(Data items)
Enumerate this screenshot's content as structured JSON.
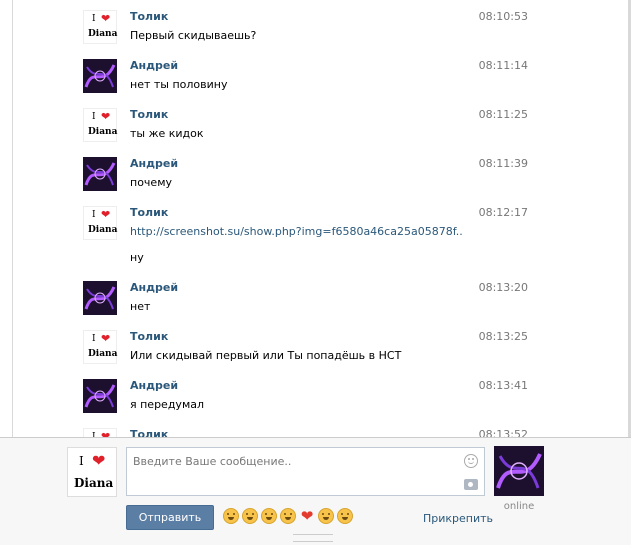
{
  "messages": [
    {
      "author": "Толик",
      "time": "08:10:53",
      "text": "Первый скидываешь?"
    },
    {
      "author": "Андрей",
      "time": "08:11:14",
      "text": "нет ты половину"
    },
    {
      "author": "Толик",
      "time": "08:11:25",
      "text": "ты же кидок"
    },
    {
      "author": "Андрей",
      "time": "08:11:39",
      "text": "почему"
    },
    {
      "author": "Толик",
      "time": "08:12:17",
      "text": "http://screenshot.su/show.php?img=f6580a46ca25a05878f..",
      "text2": "ну"
    },
    {
      "author": "Андрей",
      "time": "08:13:20",
      "text": "нет"
    },
    {
      "author": "Толик",
      "time": "08:13:25",
      "text": "Или скидывай первый или Ты попадёшь в НСТ"
    },
    {
      "author": "Андрей",
      "time": "08:13:41",
      "text": "я передумал"
    },
    {
      "author": "Толик",
      "time": "08:13:52",
      "text": ""
    }
  ],
  "avatar_diana": {
    "i": "I",
    "name": "Diana",
    "heart_icon": "heart-icon"
  },
  "composer": {
    "placeholder": "Введите Ваше сообщение..",
    "send_label": "Отправить",
    "attach_label": "Прикрепить",
    "peer_status": "online",
    "emoji_icons": [
      "smile-icon",
      "kiss-icon",
      "grin-icon",
      "wink-icon",
      "heart-icon",
      "cry-icon",
      "laugh-icon"
    ]
  },
  "colors": {
    "link": "#2b587a",
    "send_button": "#5b7ea4"
  }
}
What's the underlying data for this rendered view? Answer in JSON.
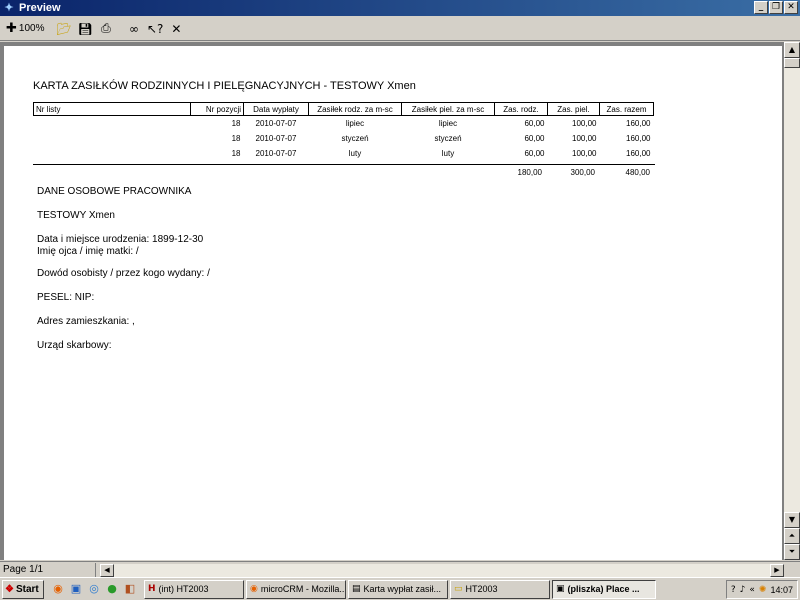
{
  "window": {
    "title": "Preview"
  },
  "toolbar": {
    "zoom_label": "100%"
  },
  "status": {
    "page": "Page 1/1"
  },
  "report": {
    "title": "KARTA ZASIŁKÓW RODZINNYCH I PIELĘGNACYJNYCH - TESTOWY Xmen",
    "columns": [
      "Nr listy",
      "Nr pozycji",
      "Data wypłaty",
      "Zasiłek rodz. za m-sc",
      "Zasiłek piel. za m-sc",
      "Zas. rodz.",
      "Zas. piel.",
      "Zas. razem"
    ],
    "rows": [
      [
        "",
        "18",
        "2010-07-07",
        "lipiec",
        "lipiec",
        "60,00",
        "100,00",
        "160,00"
      ],
      [
        "",
        "18",
        "2010-07-07",
        "styczeń",
        "styczeń",
        "60,00",
        "100,00",
        "160,00"
      ],
      [
        "",
        "18",
        "2010-07-07",
        "luty",
        "luty",
        "60,00",
        "100,00",
        "160,00"
      ]
    ],
    "totals": {
      "rodz": "180,00",
      "piel": "300,00",
      "razem": "480,00"
    },
    "section_heading": "DANE OSOBOWE PRACOWNIKA",
    "employee_name": "TESTOWY Xmen",
    "birth": "Data i miejsce urodzenia: 1899-12-30",
    "parents": "Imię ojca / imię matki: /",
    "id_card": "Dowód osobisty / przez kogo wydany:  /",
    "pesel": "PESEL:     NIP:",
    "address": "Adres zamieszkania: ,",
    "tax_office": "Urząd skarbowy:"
  },
  "taskbar": {
    "start_label": "Start",
    "tasks": [
      {
        "label": "(int)  HT2003"
      },
      {
        "label": "microCRM - Mozilla..."
      },
      {
        "label": "Karta wypłat zasił..."
      },
      {
        "label": "HT2003"
      },
      {
        "label": "(pliszka)  Place ..."
      }
    ],
    "clock": "14:07",
    "tray_arrows": "«"
  }
}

Task to carry out: Quote the records above exactly, leaving out any pictures.

Solution to this problem:
Enumerate this screenshot's content as structured JSON.
{
  "messages": [
    {
      "author": "Толик",
      "time": "08:10:53",
      "text": "Первый скидываешь?"
    },
    {
      "author": "Андрей",
      "time": "08:11:14",
      "text": "нет ты половину"
    },
    {
      "author": "Толик",
      "time": "08:11:25",
      "text": "ты же кидок"
    },
    {
      "author": "Андрей",
      "time": "08:11:39",
      "text": "почему"
    },
    {
      "author": "Толик",
      "time": "08:12:17",
      "text": "http://screenshot.su/show.php?img=f6580a46ca25a05878f..",
      "text2": "ну"
    },
    {
      "author": "Андрей",
      "time": "08:13:20",
      "text": "нет"
    },
    {
      "author": "Толик",
      "time": "08:13:25",
      "text": "Или скидывай первый или Ты попадёшь в НСТ"
    },
    {
      "author": "Андрей",
      "time": "08:13:41",
      "text": "я передумал"
    },
    {
      "author": "Толик",
      "time": "08:13:52",
      "text": ""
    }
  ],
  "avatar_diana": {
    "i": "I",
    "name": "Diana",
    "heart_icon": "heart-icon"
  },
  "composer": {
    "placeholder": "Введите Ваше сообщение..",
    "send_label": "Отправить",
    "attach_label": "Прикрепить",
    "peer_status": "online",
    "emoji_icons": [
      "smile-icon",
      "kiss-icon",
      "grin-icon",
      "wink-icon",
      "heart-icon",
      "cry-icon",
      "laugh-icon"
    ]
  },
  "colors": {
    "link": "#2b587a",
    "send_button": "#5b7ea4"
  }
}
What's the underlying data for this rendered view? Answer in JSON.
{
  "window": {
    "title": "Preview"
  },
  "toolbar": {
    "zoom_label": "100%"
  },
  "status": {
    "page": "Page 1/1"
  },
  "report": {
    "title": "KARTA ZASIŁKÓW RODZINNYCH I PIELĘGNACYJNYCH - TESTOWY Xmen",
    "columns": [
      "Nr listy",
      "Nr pozycji",
      "Data wypłaty",
      "Zasiłek rodz. za m-sc",
      "Zasiłek piel. za m-sc",
      "Zas. rodz.",
      "Zas. piel.",
      "Zas. razem"
    ],
    "rows": [
      [
        "",
        "18",
        "2010-07-07",
        "lipiec",
        "lipiec",
        "60,00",
        "100,00",
        "160,00"
      ],
      [
        "",
        "18",
        "2010-07-07",
        "styczeń",
        "styczeń",
        "60,00",
        "100,00",
        "160,00"
      ],
      [
        "",
        "18",
        "2010-07-07",
        "luty",
        "luty",
        "60,00",
        "100,00",
        "160,00"
      ]
    ],
    "totals": {
      "rodz": "180,00",
      "piel": "300,00",
      "razem": "480,00"
    },
    "section_heading": "DANE OSOBOWE PRACOWNIKA",
    "employee_name": "TESTOWY Xmen",
    "birth": "Data i miejsce urodzenia: 1899-12-30",
    "parents": "Imię ojca / imię matki: /",
    "id_card": "Dowód osobisty / przez kogo wydany:  /",
    "pesel": "PESEL:     NIP:",
    "address": "Adres zamieszkania: ,",
    "tax_office": "Urząd skarbowy:"
  },
  "taskbar": {
    "start_label": "Start",
    "tasks": [
      {
        "label": "(int)  HT2003"
      },
      {
        "label": "microCRM - Mozilla..."
      },
      {
        "label": "Karta wypłat zasił..."
      },
      {
        "label": "HT2003"
      },
      {
        "label": "(pliszka)  Place ..."
      }
    ],
    "clock": "14:07",
    "tray_arrows": "«"
  }
}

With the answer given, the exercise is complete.